Report the count of lines where the string "name" appears, and nothing else.

═════ PROVIDED ENTRIES ═════

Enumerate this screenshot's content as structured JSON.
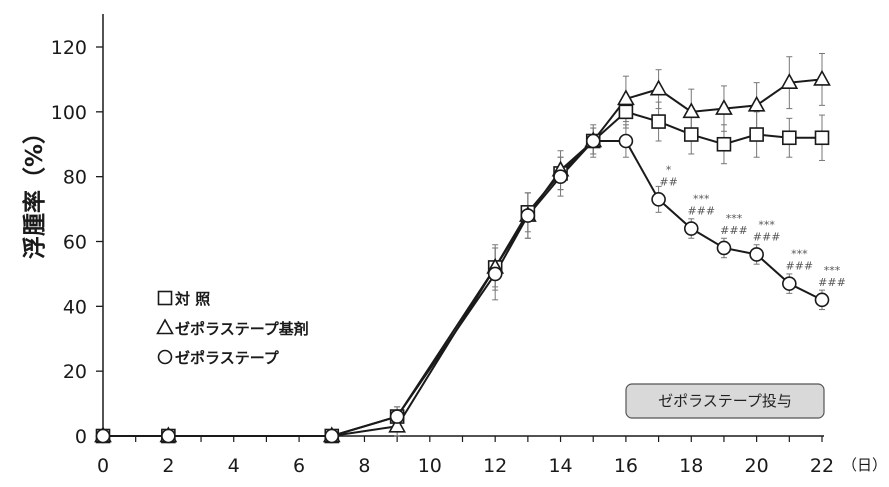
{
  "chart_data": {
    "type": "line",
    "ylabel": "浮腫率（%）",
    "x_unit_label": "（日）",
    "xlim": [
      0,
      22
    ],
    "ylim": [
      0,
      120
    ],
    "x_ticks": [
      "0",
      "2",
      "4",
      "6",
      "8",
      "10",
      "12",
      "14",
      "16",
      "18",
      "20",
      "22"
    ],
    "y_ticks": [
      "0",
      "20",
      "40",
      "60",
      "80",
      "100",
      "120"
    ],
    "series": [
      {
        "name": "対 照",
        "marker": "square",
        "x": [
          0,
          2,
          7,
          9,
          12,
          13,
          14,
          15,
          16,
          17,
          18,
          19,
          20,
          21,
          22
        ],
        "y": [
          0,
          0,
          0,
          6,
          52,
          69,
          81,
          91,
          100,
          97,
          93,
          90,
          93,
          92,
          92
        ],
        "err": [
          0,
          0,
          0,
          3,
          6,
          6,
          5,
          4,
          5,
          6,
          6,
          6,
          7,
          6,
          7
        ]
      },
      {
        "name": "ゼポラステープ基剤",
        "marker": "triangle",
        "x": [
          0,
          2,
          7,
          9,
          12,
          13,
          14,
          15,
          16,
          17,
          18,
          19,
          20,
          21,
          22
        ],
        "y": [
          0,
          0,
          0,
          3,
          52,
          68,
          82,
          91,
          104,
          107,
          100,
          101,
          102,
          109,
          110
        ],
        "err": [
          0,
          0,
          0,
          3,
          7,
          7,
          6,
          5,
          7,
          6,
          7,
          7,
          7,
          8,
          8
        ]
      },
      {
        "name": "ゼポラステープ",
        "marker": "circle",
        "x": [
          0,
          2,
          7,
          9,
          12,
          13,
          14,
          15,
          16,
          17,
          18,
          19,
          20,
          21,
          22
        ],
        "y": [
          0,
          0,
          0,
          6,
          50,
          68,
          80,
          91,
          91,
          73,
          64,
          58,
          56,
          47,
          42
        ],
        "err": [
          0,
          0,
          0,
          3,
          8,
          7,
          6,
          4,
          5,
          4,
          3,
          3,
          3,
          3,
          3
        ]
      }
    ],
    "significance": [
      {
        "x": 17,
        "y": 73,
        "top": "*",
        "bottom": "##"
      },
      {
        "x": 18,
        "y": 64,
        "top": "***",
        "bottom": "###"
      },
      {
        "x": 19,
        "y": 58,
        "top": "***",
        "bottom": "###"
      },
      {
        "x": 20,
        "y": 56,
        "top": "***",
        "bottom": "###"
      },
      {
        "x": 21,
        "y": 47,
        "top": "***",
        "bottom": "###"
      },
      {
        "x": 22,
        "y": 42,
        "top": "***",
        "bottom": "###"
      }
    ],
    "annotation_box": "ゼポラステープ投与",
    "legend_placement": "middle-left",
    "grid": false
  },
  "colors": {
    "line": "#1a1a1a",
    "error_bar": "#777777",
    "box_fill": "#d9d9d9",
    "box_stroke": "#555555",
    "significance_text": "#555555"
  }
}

═════

» CORRECT OUTPUT:
3